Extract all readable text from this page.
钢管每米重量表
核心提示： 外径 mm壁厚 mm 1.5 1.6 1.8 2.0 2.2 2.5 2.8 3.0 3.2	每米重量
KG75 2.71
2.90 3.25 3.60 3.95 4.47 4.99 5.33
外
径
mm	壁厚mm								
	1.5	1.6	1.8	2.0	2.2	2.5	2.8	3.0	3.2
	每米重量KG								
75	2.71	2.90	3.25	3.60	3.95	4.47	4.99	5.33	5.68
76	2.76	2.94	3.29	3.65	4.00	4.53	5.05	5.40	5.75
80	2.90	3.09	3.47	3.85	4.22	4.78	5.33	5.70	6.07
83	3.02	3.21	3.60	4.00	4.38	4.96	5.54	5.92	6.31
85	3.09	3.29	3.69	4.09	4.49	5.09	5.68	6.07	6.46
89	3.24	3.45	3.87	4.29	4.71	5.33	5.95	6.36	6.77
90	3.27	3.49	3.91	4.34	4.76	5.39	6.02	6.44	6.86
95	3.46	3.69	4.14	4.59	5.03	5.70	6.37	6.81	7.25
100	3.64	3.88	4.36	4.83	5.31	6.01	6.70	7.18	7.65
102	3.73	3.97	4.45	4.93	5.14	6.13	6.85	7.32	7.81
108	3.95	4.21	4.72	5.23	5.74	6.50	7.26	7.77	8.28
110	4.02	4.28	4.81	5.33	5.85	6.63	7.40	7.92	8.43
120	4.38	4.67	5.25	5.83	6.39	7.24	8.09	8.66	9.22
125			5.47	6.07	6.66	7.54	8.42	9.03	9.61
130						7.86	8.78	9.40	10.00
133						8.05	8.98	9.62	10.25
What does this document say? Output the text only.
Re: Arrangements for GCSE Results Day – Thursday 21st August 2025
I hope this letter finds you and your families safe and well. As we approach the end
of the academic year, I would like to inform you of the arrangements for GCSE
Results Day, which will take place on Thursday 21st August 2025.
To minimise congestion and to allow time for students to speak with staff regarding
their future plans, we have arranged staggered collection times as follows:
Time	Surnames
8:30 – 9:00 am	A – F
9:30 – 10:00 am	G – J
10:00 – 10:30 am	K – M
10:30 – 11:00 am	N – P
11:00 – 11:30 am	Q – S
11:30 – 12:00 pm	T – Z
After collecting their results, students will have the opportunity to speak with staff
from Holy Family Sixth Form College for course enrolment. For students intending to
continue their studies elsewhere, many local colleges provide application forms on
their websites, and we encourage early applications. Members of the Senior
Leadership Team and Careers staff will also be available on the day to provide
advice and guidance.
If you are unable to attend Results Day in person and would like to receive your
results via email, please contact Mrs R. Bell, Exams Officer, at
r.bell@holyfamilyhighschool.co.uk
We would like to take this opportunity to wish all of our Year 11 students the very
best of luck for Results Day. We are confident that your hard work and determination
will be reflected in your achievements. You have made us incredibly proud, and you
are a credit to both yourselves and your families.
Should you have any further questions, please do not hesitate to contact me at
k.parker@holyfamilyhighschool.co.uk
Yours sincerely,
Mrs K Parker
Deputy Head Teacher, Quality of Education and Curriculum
::::
Copy each line of the data exactly, leaving nothing out.

# [Expected output]
Extract all readable text from this page.
钢管每米重量表
核心提示： 外径 mm壁厚 mm 1.5 1.6 1.8 2.0 2.2 2.5 2.8 3.0 3.2	每米重量
KG75 2.71
2.90 3.25 3.60 3.95 4.47 4.99 5.33
外
径
mm	壁厚mm								
	1.5	1.6	1.8	2.0	2.2	2.5	2.8	3.0	3.2
	每米重量KG								
75	2.71	2.90	3.25	3.60	3.95	4.47	4.99	5.33	5.68
76	2.76	2.94	3.29	3.65	4.00	4.53	5.05	5.40	5.75
80	2.90	3.09	3.47	3.85	4.22	4.78	5.33	5.70	6.07
83	3.02	3.21	3.60	4.00	4.38	4.96	5.54	5.92	6.31
85	3.09	3.29	3.69	4.09	4.49	5.09	5.68	6.07	6.46
89	3.24	3.45	3.87	4.29	4.71	5.33	5.95	6.36	6.77
90	3.27	3.49	3.91	4.34	4.76	5.39	6.02	6.44	6.86
95	3.46	3.69	4.14	4.59	5.03	5.70	6.37	6.81	7.25
100	3.64	3.88	4.36	4.83	5.31	6.01	6.70	7.18	7.65
102	3.73	3.97	4.45	4.93	5.14	6.13	6.85	7.32	7.81
108	3.95	4.21	4.72	5.23	5.74	6.50	7.26	7.77	8.28
110	4.02	4.28	4.81	5.33	5.85	6.63	7.40	7.92	8.43
120	4.38	4.67	5.25	5.83	6.39	7.24	8.09	8.66	9.22
125			5.47	6.07	6.66	7.54	8.42	9.03	9.61
130						7.86	8.78	9.40	10.00
133						8.05	8.98	9.62	10.25
What does this document say? Output the text only.
Re: Arrangements for GCSE Results Day – Thursday 21st August 2025
I hope this letter finds you and your families safe and well. As we approach the end
of the academic year, I would like to inform you of the arrangements for GCSE
Results Day, which will take place on Thursday 21st August 2025.
To minimise congestion and to allow time for students to speak with staff regarding
their future plans, we have arranged staggered collection times as follows:
Time	Surnames
8:30 – 9:00 am	A – F
9:30 – 10:00 am	G – J
10:00 – 10:30 am	K – M
10:30 – 11:00 am	N – P
11:00 – 11:30 am	Q – S
11:30 – 12:00 pm	T – Z
After collecting their results, students will have the opportunity to speak with staff
from Holy Family Sixth Form College for course enrolment. For students intending to
continue their studies elsewhere, many local colleges provide application forms on
their websites, and we encourage early applications. Members of the Senior
Leadership Team and Careers staff will also be available on the day to provide
advice and guidance.
If you are unable to attend Results Day in person and would like to receive your
results via email, please contact Mrs R. Bell, Exams Officer, at
r.bell@holyfamilyhighschool.co.uk
We would like to take this opportunity to wish all of our Year 11 students the very
best of luck for Results Day. We are confident that your hard work and determination
will be reflected in your achievements. You have made us incredibly proud, and you
are a credit to both yourselves and your families.
Should you have any further questions, please do not hesitate to contact me at
k.parker@holyfamilyhighschool.co.uk
Yours sincerely,
Mrs K Parker
Deputy Head Teacher, Quality of Education and Curriculum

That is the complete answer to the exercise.